(Recorded data)
^^^^^^^^^^^^^^^^
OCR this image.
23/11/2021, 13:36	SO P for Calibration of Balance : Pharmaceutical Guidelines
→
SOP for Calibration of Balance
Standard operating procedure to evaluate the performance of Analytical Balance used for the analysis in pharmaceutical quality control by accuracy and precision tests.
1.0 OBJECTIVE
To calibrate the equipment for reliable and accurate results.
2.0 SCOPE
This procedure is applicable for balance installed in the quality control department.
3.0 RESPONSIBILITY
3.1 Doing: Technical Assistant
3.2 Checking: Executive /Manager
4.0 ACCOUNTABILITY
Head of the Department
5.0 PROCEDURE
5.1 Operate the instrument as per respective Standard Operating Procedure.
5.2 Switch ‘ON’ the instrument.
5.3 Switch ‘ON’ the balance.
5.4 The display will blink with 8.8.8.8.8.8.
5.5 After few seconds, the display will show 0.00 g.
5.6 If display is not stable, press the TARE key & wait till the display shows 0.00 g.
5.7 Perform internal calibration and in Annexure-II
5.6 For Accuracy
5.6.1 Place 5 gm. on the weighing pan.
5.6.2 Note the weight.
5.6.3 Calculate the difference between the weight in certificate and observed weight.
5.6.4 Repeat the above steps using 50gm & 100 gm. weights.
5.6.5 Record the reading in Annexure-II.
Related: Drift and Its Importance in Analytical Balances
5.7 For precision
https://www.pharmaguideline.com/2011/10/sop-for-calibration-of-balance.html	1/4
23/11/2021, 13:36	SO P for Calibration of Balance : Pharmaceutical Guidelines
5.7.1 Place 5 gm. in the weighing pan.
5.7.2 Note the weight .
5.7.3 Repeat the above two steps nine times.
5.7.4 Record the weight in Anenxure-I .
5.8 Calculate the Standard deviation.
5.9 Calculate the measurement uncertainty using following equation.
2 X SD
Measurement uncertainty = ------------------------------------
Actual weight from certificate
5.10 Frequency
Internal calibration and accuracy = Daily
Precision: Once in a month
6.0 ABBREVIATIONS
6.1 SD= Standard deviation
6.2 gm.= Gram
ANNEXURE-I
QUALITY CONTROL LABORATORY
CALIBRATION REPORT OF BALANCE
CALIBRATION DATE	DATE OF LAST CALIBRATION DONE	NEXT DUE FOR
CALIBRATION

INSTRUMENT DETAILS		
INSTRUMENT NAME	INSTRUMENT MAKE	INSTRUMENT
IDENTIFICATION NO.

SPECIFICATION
^^^^^^^^^^^^^^^^
What is asked: Copy out each record exactly as given, omitting none.

Answer below:
OCR this image.
23/11/2021, 13:36	SO P for Calibration of Balance : Pharmaceutical Guidelines
→
SOP for Calibration of Balance
Standard operating procedure to evaluate the performance of Analytical Balance used for the analysis in pharmaceutical quality control by accuracy and precision tests.
1.0 OBJECTIVE
To calibrate the equipment for reliable and accurate results.
2.0 SCOPE
This procedure is applicable for balance installed in the quality control department.
3.0 RESPONSIBILITY
3.1 Doing: Technical Assistant
3.2 Checking: Executive /Manager
4.0 ACCOUNTABILITY
Head of the Department
5.0 PROCEDURE
5.1 Operate the instrument as per respective Standard Operating Procedure.
5.2 Switch ‘ON’ the instrument.
5.3 Switch ‘ON’ the balance.
5.4 The display will blink with 8.8.8.8.8.8.
5.5 After few seconds, the display will show 0.00 g.
5.6 If display is not stable, press the TARE key & wait till the display shows 0.00 g.
5.7 Perform internal calibration and in Annexure-II
5.6 For Accuracy
5.6.1 Place 5 gm. on the weighing pan.
5.6.2 Note the weight.
5.6.3 Calculate the difference between the weight in certificate and observed weight.
5.6.4 Repeat the above steps using 50gm & 100 gm. weights.
5.6.5 Record the reading in Annexure-II.
Related: Drift and Its Importance in Analytical Balances
5.7 For precision
https://www.pharmaguideline.com/2011/10/sop-for-calibration-of-balance.html	1/4
23/11/2021, 13:36	SO P for Calibration of Balance : Pharmaceutical Guidelines
5.7.1 Place 5 gm. in the weighing pan.
5.7.2 Note the weight .
5.7.3 Repeat the above two steps nine times.
5.7.4 Record the weight in Anenxure-I .
5.8 Calculate the Standard deviation.
5.9 Calculate the measurement uncertainty using following equation.
2 X SD
Measurement uncertainty = ------------------------------------
Actual weight from certificate
5.10 Frequency
Internal calibration and accuracy = Daily
Precision: Once in a month
6.0 ABBREVIATIONS
6.1 SD= Standard deviation
6.2 gm.= Gram
ANNEXURE-I
QUALITY CONTROL LABORATORY
CALIBRATION REPORT OF BALANCE
CALIBRATION DATE	DATE OF LAST CALIBRATION DONE	NEXT DUE FOR
CALIBRATION

INSTRUMENT DETAILS		
INSTRUMENT NAME	INSTRUMENT MAKE	INSTRUMENT
IDENTIFICATION NO.

SPECIFICATION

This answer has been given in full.